**Cose da fare:**
A - Riporta tale e quale il brano dell'intervista su 436 che va da "È ambientato per" fino a "della propria forza.".
B - Nelle voci, prendi il tratto dalla riga che contiene "text-segment: 家水产养殖生产单位进行了执 bbox=[822, 667, 1380, 712]" fino a quella che contiene "text-line bbox=[198, 576, 1388, 652]" e sostituisci "text-line" con "riga". Riscrivi solo quelle righe e lascia tutto il resto identico.

**Estratto del testo:**
▬▬▬

Anna Giraldo
Anna Giraldo

Imparata la lezione, vagando su internet alla ricerca di case editrici non a pagamento, sono finita a consultare la lista di Writer’s Dream. Di lì il passo è stato breve. Ho fatto un bel copy&paste della lista su excel, sono partita dalla “A” e ho controllato uno a uno i siti e le linee editoriali delle case editrici della lista “free”. Tra email di presentazione e invii in formato elettronico o cartaceo del mio manoscritto, ho contattato circa 50 case editrici, fino a maggio 2010 quando è arrivata la proposta di Casini.

Un paio di settimane dopo la firma del contratto di pubblicazione ho ricevuto anche un’altra offerta di pubblicazione gratuita che, per ovvi motivi, ho rifiutato. Questo mi ha fatto capire che mi ero mossa nel modo giusto.

Racconta in breve 436 ai lettori di Fantasy Magazine.

È difficile raccontare 436 in breve. Mi servirebbero almeno 400 pagine per spiegarmi bene!

436 è un mix di tante cose. C’è il romanzo di formazione di Redlie, diciassettenne italiana bistrattata dai genitori, che si trasferisce a Londra da zia Daisy, c’è una forte componente fantastica, non prettamente fantasy, c’è una “feroce” storia d’amore, centrale ma forse non protagonista, ci sono continui riferimenti storici, scontri sanguinosi e visioni terrificanti.

È ambientato per la gran parte nella Londra contemporanea, in realtà l’ho scritto praticamente in tempo reale nell’estate del 2008. L’ambientazione a Londra non è gratuita: quella città è dentro la mia pelle dalla prima volta che l’ho visitata e se non ci fosse non ci sarebbe nemmeno 436.

Chi è Redlie McFarlane? Che rapporto avete tu e lei, da scrittrice a personaggio?

Redlie (mi raccomando si legge “redli” e non “redlai”!!) è la protagonista di 436. È un’adolescente nel suo percorso di crescita, un difficile cammino costellato di buio e luce durante il quale apprende l’amore per sé stessa e per gli altri e conquista la piena coscienza di sé e della propria forza.

In tutto ciò, Redlie è scanzonata, romantica, arrabbiata e sempre sopra le righe. Aggiungerei un po’ saputella, chissà da chi ha preso?

Chi ha letto le bozze di 436 pensa che Redlie, in qualche modo, sia il mio alter ego. In effetti le ho dato alcuni dei miei difetti e molti dei pregi che mi piacerebbe avere. In realtà io la considero più vicina a una figlia e, come Alessandra, la sua snaturata madre letteraria, sento di averla maltrattata per anni. Il suo personaggio ha lottato per uscire dai miei pensieri e concretizzarsi in una storia: io ho sempre cercato di ridurlo al silenzio, forse per la paura, che è anche quella di Alessandra, di confrontarmi con il suo mondo fantastico e con il fantastico mondo della scrittura.

▬▬▬

**Sezione dati:**
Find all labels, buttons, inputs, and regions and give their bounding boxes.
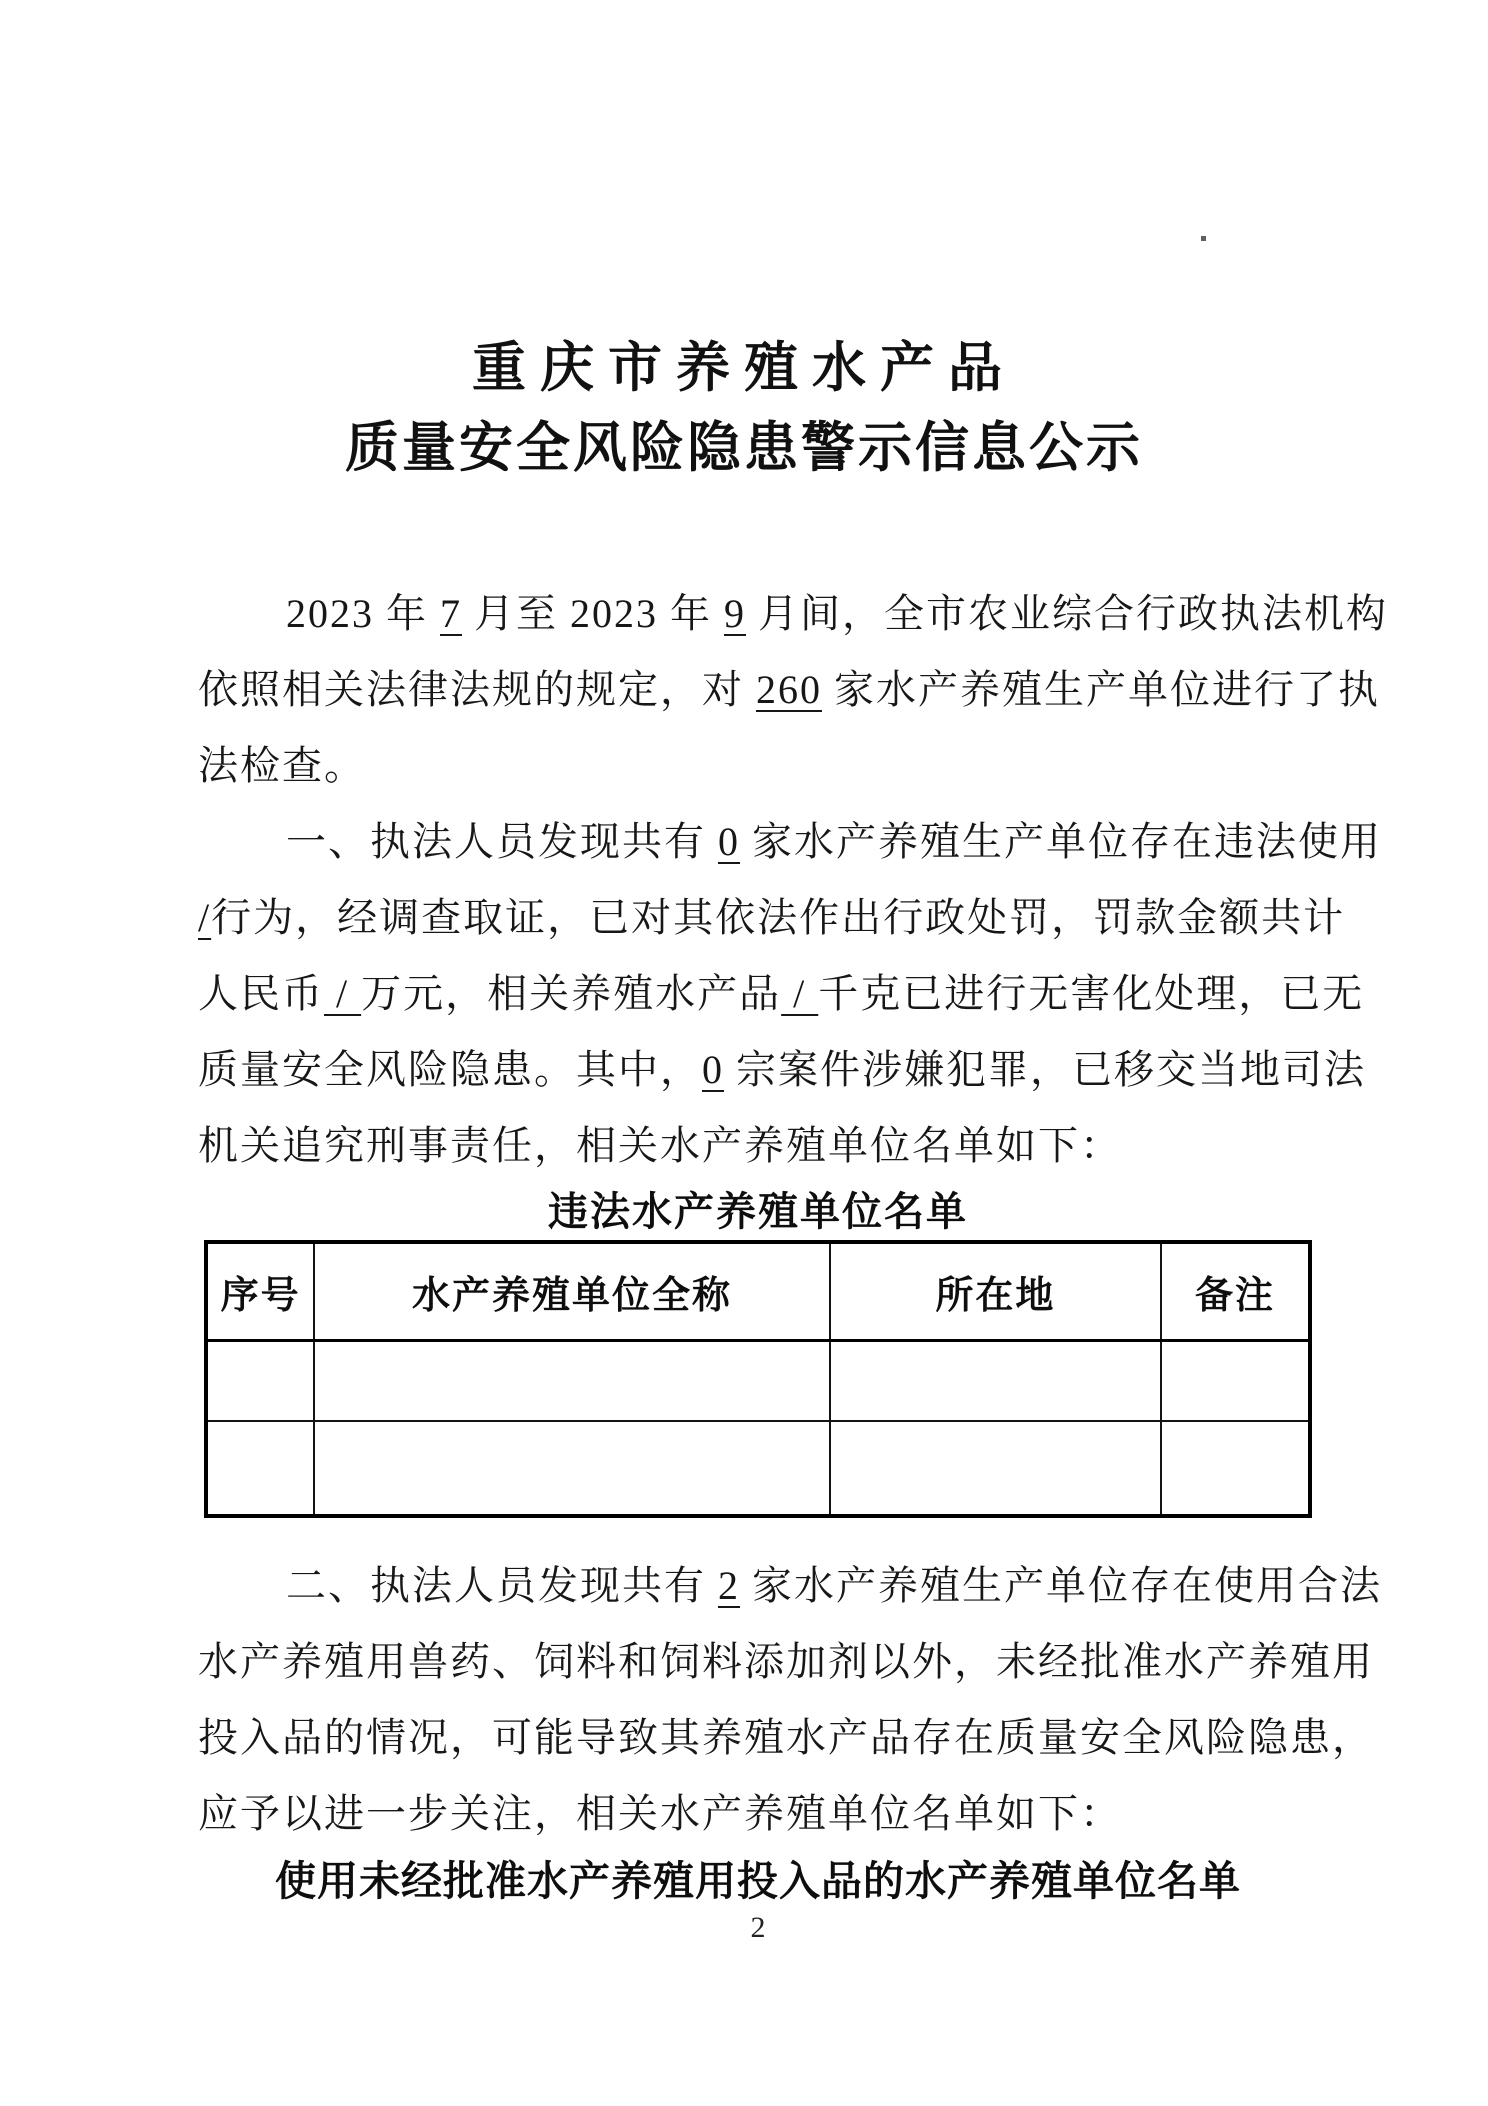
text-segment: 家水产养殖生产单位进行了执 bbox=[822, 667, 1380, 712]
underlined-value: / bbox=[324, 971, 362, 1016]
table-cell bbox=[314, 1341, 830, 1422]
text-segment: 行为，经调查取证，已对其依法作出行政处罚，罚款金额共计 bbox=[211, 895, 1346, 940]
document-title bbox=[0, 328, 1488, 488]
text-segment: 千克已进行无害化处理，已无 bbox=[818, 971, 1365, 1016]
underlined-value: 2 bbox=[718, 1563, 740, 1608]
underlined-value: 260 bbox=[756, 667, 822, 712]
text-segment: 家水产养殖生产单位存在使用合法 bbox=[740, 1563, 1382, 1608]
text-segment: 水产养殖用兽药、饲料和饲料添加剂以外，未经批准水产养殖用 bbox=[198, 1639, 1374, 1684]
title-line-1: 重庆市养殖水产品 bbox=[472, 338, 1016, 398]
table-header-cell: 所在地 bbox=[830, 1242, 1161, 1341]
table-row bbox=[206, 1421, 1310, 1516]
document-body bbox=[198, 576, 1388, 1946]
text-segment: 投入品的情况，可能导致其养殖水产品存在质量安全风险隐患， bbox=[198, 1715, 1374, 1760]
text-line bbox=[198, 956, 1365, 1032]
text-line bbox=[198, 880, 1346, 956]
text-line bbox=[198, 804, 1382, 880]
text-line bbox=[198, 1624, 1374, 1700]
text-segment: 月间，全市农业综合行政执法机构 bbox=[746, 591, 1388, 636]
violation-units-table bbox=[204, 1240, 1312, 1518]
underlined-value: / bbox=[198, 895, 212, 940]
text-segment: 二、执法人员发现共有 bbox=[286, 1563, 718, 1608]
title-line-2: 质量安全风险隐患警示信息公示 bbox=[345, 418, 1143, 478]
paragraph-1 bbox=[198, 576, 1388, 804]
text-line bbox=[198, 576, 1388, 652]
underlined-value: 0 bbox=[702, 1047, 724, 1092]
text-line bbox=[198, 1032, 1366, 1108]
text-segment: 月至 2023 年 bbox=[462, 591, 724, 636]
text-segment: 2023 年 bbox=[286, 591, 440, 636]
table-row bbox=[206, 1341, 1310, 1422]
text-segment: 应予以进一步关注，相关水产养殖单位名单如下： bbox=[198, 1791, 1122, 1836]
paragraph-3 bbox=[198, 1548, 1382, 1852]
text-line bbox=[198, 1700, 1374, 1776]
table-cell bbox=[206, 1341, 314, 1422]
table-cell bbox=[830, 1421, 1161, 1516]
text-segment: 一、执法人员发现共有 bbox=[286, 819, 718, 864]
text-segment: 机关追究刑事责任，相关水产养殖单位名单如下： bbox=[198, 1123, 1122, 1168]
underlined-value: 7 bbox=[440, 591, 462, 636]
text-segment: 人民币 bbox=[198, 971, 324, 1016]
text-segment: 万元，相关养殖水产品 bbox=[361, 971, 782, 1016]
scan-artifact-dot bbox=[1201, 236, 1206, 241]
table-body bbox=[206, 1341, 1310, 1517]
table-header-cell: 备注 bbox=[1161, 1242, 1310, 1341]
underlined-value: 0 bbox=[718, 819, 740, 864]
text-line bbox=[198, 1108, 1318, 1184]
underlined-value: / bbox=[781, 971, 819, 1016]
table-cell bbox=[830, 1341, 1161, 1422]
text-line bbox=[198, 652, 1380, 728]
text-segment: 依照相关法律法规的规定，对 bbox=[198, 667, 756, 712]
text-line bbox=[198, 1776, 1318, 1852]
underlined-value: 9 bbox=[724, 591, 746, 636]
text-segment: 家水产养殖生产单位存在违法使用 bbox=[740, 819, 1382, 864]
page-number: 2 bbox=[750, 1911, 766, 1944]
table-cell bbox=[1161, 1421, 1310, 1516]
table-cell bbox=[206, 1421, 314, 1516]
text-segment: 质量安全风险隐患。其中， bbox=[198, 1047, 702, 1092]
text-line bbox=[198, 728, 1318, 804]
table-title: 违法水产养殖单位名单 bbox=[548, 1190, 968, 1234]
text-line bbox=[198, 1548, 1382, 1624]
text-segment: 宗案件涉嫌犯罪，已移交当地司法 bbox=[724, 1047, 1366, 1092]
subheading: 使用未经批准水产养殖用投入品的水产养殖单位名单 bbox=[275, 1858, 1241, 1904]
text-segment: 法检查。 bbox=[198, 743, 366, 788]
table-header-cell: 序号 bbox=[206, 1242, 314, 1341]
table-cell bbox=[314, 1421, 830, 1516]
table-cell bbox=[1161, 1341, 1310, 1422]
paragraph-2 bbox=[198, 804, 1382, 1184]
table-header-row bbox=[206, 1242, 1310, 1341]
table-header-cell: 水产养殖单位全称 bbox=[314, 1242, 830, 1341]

▬▬▬

**Risposte:**
A -
È ambientato per la gran parte nella Londra contemporanea, in realtà l’ho scritto praticamente in tempo reale nell’estate del 2008. L’ambientazione a Londra non è gratuita: quella città è dentro la mia pelle dalla prima volta che l’ho visitata e se non ci fosse non ci sarebbe nemmeno 436.

Chi è Redlie McFarlane? Che rapporto avete tu e lei, da scrittrice a personaggio?

Redlie (mi raccomando si legge “redli” e non “redlai”!!) è la protagonista di 436. È un’adolescente nel suo percorso di crescita, un difficile cammino costellato di buio e luce durante il quale apprende l’amore per sé stessa e per gli altri e conquista la piena coscienza di sé e della propria forza.

B -
text-segment: 家水产养殖生产单位进行了执 bbox=[822, 667, 1380, 712]
underlined-value: / bbox=[324, 971, 362, 1016]
table-cell bbox=[314, 1341, 830, 1422]
text-segment: 行为，经调查取证，已对其依法作出行政处罚，罚款金额共计 bbox=[211, 895, 1346, 940]
document-title bbox=[0, 328, 1488, 488]
text-segment: 千克已进行无害化处理，已无 bbox=[818, 971, 1365, 1016]
underlined-value: 2 bbox=[718, 1563, 740, 1608]
underlined-value: 260 bbox=[756, 667, 822, 712]
text-segment: 家水产养殖生产单位存在使用合法 bbox=[740, 1563, 1382, 1608]
text-segment: 水产养殖用兽药、饲料和饲料添加剂以外，未经批准水产养殖用 bbox=[198, 1639, 1374, 1684]
title-line-1: 重庆市养殖水产品 bbox=[472, 338, 1016, 398]
table-header-cell: 所在地 bbox=[830, 1242, 1161, 1341]
table-row bbox=[206, 1421, 1310, 1516]
document-body bbox=[198, 576, 1388, 1946]
text-segment: 投入品的情况，可能导致其养殖水产品存在质量安全风险隐患， bbox=[198, 1715, 1374, 1760]
riga bbox=[198, 956, 1365, 1032]
riga bbox=[198, 880, 1346, 956]
riga bbox=[198, 804, 1382, 880]
riga bbox=[198, 1624, 1374, 1700]
text-segment: 月间，全市农业综合行政执法机构 bbox=[746, 591, 1388, 636]
violation-units-table bbox=[204, 1240, 1312, 1518]
underlined-value: / bbox=[198, 895, 212, 940]
text-segment: 二、执法人员发现共有 bbox=[286, 1563, 718, 1608]
title-line-2: 质量安全风险隐患警示信息公示 bbox=[345, 418, 1143, 478]
paragraph-1 bbox=[198, 576, 1388, 804]
riga bbox=[198, 576, 1388, 652]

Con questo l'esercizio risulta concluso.